— start The data —

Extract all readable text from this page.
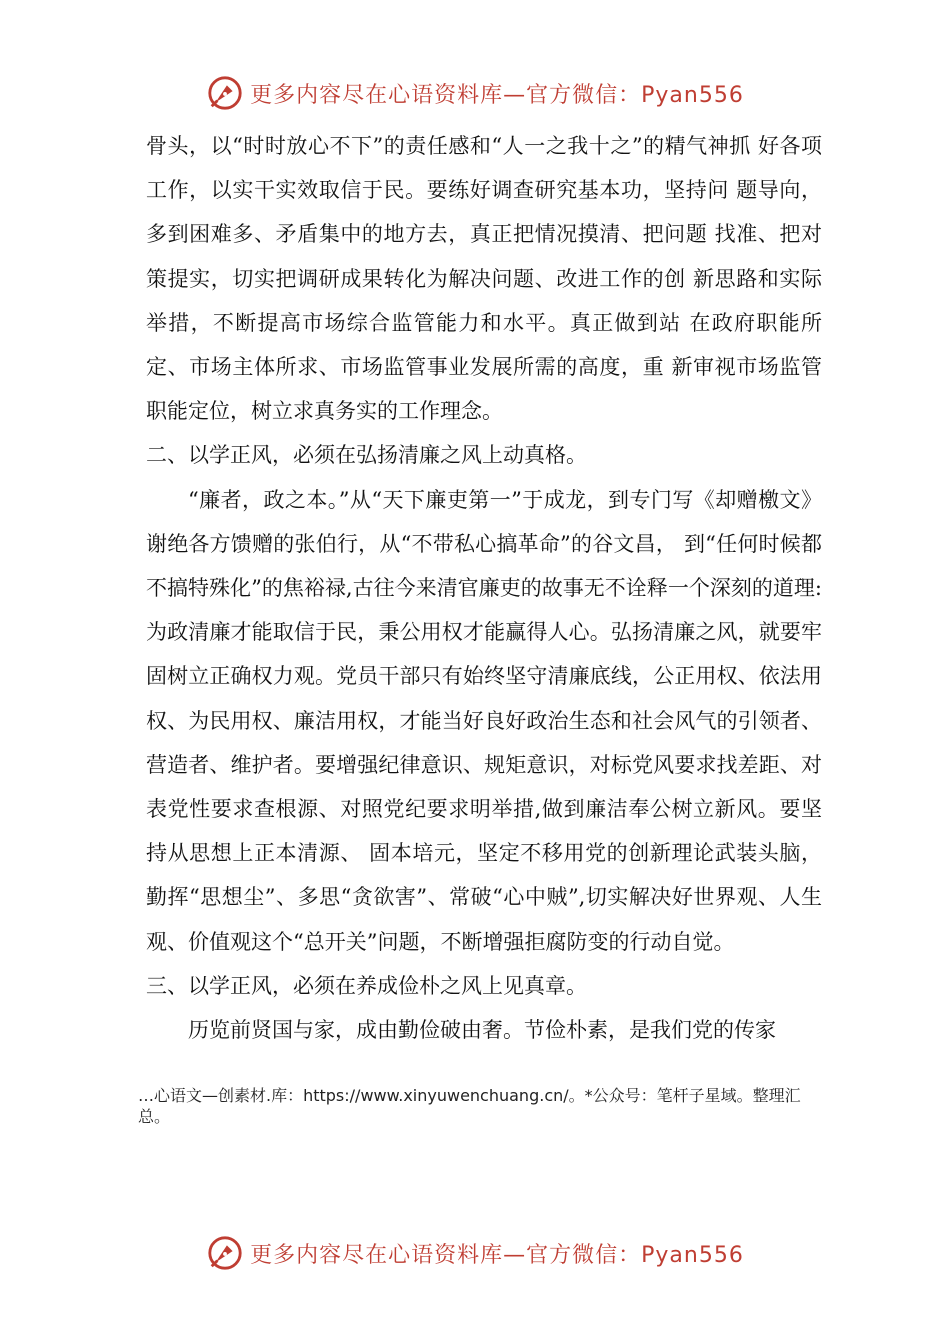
更多内容尽在心语资料库—官方微信：Pyan556

骨头，以“时时放心不下”的责任感和“人一之我十之”的精气神抓 好各项工作，以实干实效取信于民。要练好调查研究基本功，坚持问 题导向，多到困难多、矛盾集中的地方去，真正把情况摸清、把问题 找准、把对策提实，切实把调研成果转化为解决问题、改进工作的创 新思路和实际举措，不断提高市场综合监管能力和水平。真正做到站 在政府职能所定、市场主体所求、市场监管事业发展所需的高度，重 新审视市场监管职能定位，树立求真务实的工作理念。

二、以学正风，必须在弘扬清廉之风上动真格。

“廉者，政之本。”从“天下廉吏第一”于成龙，到专门写《却赠檄文》谢绝各方馈赠的张伯行，从“不带私心搞革命”的谷文昌， 到“任何时候都不搞特殊化”的焦裕禄,古往今来清官廉吏的故事无不诠释一个深刻的道理:为政清廉才能取信于民，秉公用权才能赢得人心。弘扬清廉之风，就要牢固树立正确权力观。党员干部只有始终坚守清廉底线，公正用权、依法用权、为民用权、廉洁用权，才能当好良好政治生态和社会风气的引领者、营造者、维护者。要增强纪律意识、规矩意识，对标党风要求找差距、对表党性要求查根源、对照党纪要求明举措,做到廉洁奉公树立新风。要坚持从思想上正本清源、 固本培元，坚定不移用党的创新理论武装头脑，勤挥“思想尘”、多思“贪欲害”、常破“心中贼”,切实解决好世界观、人生观、价值观这个“总开关”问题，不断增强拒腐防变的行动自觉。

三、以学正风，必须在养成俭朴之风上见真章。

历览前贤国与家，成由勤俭破由奢。节俭朴素，是我们党的传家

…心语文—创素材.库：https://www.xinyuwenchuang.cn/。*公众号：笔杆子星域。整理汇总。
更多内容尽在心语资料库—官方微信：Pyan556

— end The data —

## What you are asked to do
Copy the records above exactly, omitting every picture.

## Complete output
Extract all readable text from this page.
更多内容尽在心语资料库—官方微信：Pyan556

骨头，以“时时放心不下”的责任感和“人一之我十之”的精气神抓 好各项工作，以实干实效取信于民。要练好调查研究基本功，坚持问 题导向，多到困难多、矛盾集中的地方去，真正把情况摸清、把问题 找准、把对策提实，切实把调研成果转化为解决问题、改进工作的创 新思路和实际举措，不断提高市场综合监管能力和水平。真正做到站 在政府职能所定、市场主体所求、市场监管事业发展所需的高度，重 新审视市场监管职能定位，树立求真务实的工作理念。

二、以学正风，必须在弘扬清廉之风上动真格。

“廉者，政之本。”从“天下廉吏第一”于成龙，到专门写《却赠檄文》谢绝各方馈赠的张伯行，从“不带私心搞革命”的谷文昌， 到“任何时候都不搞特殊化”的焦裕禄,古往今来清官廉吏的故事无不诠释一个深刻的道理:为政清廉才能取信于民，秉公用权才能赢得人心。弘扬清廉之风，就要牢固树立正确权力观。党员干部只有始终坚守清廉底线，公正用权、依法用权、为民用权、廉洁用权，才能当好良好政治生态和社会风气的引领者、营造者、维护者。要增强纪律意识、规矩意识，对标党风要求找差距、对表党性要求查根源、对照党纪要求明举措,做到廉洁奉公树立新风。要坚持从思想上正本清源、 固本培元，坚定不移用党的创新理论武装头脑，勤挥“思想尘”、多思“贪欲害”、常破“心中贼”,切实解决好世界观、人生观、价值观这个“总开关”问题，不断增强拒腐防变的行动自觉。

三、以学正风，必须在养成俭朴之风上见真章。

历览前贤国与家，成由勤俭破由奢。节俭朴素，是我们党的传家

…心语文—创素材.库：https://www.xinyuwenchuang.cn/。*公众号：笔杆子星域。整理汇总。
更多内容尽在心语资料库—官方微信：Pyan556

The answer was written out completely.